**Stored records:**
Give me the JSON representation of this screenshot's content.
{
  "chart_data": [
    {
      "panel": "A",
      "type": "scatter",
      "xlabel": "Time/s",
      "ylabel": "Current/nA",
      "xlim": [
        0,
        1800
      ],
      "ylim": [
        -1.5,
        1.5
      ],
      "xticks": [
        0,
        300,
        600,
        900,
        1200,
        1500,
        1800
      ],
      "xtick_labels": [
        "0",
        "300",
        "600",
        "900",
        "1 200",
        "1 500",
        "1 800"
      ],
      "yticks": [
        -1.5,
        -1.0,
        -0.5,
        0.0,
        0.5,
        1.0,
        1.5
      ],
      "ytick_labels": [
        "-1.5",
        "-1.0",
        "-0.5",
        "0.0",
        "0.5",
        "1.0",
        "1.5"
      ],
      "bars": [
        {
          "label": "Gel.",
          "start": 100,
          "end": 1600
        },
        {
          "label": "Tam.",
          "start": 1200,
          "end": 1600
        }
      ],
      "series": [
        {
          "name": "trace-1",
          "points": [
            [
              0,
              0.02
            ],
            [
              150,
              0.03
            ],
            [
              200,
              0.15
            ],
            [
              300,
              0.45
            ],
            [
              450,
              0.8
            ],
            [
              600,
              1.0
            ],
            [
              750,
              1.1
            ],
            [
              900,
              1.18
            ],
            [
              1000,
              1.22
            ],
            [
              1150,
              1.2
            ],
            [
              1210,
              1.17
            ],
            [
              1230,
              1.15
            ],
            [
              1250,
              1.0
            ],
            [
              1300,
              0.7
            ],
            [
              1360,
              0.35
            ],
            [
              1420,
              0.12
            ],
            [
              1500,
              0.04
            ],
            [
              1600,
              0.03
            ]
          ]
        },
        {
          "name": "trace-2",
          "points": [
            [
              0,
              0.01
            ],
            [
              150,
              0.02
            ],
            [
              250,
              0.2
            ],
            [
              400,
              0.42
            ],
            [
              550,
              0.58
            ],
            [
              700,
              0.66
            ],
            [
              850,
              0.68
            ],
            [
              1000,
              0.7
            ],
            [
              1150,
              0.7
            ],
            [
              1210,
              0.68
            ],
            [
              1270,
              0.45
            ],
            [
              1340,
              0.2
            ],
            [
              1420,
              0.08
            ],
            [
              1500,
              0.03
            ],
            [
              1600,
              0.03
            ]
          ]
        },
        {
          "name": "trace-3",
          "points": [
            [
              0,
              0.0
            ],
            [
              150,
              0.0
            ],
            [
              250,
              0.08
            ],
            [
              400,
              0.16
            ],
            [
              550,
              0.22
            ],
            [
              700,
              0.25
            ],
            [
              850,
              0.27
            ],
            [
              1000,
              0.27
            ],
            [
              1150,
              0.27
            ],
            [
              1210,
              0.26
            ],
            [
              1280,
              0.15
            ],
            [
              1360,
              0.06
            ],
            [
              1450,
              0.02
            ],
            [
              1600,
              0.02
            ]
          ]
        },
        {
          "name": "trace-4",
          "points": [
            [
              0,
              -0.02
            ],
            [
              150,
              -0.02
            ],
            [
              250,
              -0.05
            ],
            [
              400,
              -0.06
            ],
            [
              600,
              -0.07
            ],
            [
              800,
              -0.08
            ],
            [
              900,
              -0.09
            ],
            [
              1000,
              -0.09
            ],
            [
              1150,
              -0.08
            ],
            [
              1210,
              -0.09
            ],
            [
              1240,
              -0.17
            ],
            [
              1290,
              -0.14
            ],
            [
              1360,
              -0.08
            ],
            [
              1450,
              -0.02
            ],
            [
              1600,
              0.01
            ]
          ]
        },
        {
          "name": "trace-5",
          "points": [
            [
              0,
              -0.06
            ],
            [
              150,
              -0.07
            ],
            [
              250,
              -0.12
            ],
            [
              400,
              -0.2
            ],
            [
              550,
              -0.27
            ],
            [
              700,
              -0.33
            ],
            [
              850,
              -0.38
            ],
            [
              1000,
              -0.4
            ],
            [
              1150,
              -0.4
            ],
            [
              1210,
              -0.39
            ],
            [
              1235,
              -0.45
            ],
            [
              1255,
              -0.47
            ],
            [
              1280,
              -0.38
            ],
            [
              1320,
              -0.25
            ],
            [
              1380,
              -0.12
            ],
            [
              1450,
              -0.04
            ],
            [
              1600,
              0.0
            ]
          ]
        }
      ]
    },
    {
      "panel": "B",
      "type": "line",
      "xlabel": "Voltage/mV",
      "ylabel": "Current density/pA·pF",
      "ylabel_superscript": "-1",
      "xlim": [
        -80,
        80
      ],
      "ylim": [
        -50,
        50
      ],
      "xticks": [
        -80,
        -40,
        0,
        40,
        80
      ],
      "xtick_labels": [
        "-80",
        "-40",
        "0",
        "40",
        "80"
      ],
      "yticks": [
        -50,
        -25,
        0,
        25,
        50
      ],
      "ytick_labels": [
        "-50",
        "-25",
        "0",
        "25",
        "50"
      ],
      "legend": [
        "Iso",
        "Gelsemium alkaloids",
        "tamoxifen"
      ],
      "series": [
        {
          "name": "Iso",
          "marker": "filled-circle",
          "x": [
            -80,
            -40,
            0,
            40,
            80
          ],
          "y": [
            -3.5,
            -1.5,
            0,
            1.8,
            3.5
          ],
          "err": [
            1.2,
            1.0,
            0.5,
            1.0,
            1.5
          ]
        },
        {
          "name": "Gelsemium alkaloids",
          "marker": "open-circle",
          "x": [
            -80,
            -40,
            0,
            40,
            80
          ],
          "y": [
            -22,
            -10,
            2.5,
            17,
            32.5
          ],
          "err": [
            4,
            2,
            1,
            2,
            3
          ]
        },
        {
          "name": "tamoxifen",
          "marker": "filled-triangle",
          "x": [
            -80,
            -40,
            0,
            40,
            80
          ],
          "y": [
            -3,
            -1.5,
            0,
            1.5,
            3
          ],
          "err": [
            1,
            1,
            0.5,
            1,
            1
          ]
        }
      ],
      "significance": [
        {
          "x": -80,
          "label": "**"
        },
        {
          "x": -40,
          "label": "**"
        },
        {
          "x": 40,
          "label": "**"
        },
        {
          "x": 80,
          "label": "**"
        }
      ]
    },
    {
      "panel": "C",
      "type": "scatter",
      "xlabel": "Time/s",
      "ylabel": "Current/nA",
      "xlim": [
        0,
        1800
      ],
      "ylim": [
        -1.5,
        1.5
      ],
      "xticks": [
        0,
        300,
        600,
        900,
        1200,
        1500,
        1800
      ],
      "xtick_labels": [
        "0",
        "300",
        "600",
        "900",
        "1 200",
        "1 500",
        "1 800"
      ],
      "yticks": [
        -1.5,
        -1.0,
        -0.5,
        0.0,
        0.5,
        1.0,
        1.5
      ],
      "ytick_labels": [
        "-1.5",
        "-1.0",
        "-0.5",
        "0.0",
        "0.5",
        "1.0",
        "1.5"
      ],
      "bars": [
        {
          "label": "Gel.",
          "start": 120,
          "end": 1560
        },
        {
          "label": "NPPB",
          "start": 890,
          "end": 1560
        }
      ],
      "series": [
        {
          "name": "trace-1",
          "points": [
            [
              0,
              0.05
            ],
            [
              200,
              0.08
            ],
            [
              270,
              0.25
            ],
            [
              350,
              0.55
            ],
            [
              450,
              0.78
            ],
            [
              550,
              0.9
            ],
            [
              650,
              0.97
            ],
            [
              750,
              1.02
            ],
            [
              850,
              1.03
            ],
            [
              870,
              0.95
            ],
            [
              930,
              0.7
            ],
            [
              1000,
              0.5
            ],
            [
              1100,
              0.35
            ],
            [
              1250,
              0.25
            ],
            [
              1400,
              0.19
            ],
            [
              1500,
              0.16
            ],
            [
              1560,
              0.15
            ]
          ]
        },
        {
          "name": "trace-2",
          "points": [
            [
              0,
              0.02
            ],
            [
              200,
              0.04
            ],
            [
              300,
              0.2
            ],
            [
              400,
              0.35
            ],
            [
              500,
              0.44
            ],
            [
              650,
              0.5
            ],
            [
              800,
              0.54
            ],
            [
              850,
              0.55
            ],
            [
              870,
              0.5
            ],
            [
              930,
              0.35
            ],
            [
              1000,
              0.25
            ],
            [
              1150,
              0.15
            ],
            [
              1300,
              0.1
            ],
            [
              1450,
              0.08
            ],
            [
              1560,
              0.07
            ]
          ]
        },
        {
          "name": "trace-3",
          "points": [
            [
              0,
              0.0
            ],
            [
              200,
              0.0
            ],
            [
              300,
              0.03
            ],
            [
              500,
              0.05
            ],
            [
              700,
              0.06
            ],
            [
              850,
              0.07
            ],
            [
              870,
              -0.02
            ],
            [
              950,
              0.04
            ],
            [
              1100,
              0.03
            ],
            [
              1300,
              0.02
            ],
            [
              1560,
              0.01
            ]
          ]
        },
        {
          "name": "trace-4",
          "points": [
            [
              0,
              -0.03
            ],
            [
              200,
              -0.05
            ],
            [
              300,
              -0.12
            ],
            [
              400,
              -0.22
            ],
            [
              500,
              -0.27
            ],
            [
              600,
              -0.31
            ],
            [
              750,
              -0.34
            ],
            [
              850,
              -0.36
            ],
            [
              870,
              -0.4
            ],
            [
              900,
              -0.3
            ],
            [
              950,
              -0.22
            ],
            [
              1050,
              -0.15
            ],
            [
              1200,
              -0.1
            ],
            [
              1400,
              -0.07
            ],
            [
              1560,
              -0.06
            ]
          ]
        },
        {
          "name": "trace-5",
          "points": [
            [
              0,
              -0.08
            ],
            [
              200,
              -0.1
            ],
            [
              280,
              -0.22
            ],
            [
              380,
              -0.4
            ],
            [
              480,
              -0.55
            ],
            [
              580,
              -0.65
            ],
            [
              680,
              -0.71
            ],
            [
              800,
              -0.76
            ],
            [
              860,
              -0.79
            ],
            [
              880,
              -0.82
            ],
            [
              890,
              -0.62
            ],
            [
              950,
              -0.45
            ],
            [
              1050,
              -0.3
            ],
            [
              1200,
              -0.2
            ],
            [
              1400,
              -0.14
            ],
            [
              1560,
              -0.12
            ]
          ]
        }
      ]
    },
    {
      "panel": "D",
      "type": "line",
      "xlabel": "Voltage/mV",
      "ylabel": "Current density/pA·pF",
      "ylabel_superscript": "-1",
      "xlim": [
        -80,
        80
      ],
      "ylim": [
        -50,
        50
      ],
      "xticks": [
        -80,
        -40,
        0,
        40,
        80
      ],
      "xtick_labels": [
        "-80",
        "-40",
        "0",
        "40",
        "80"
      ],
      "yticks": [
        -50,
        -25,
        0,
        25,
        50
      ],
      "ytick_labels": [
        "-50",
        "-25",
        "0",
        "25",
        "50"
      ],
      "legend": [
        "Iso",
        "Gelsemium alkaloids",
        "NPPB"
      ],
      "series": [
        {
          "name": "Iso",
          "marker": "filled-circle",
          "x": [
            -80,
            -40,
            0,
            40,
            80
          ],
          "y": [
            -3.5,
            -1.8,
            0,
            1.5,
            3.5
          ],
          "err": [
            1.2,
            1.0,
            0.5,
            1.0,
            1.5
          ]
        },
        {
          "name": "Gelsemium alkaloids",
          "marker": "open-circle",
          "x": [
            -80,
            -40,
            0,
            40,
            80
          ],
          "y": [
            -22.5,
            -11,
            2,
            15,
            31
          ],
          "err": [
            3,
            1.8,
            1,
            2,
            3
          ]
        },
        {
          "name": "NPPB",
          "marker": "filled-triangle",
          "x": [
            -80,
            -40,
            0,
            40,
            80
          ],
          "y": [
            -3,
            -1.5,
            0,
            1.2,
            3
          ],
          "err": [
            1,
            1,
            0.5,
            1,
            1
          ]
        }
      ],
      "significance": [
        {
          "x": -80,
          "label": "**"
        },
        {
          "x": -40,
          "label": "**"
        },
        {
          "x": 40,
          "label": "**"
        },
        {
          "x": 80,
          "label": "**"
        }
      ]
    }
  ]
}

**Task:**
In the entries above, find each line with the string "start" and copy it.

**Response to the exercise:**
          "start": 100,
          "start": 1200,
          "start": 120,
          "start": 890,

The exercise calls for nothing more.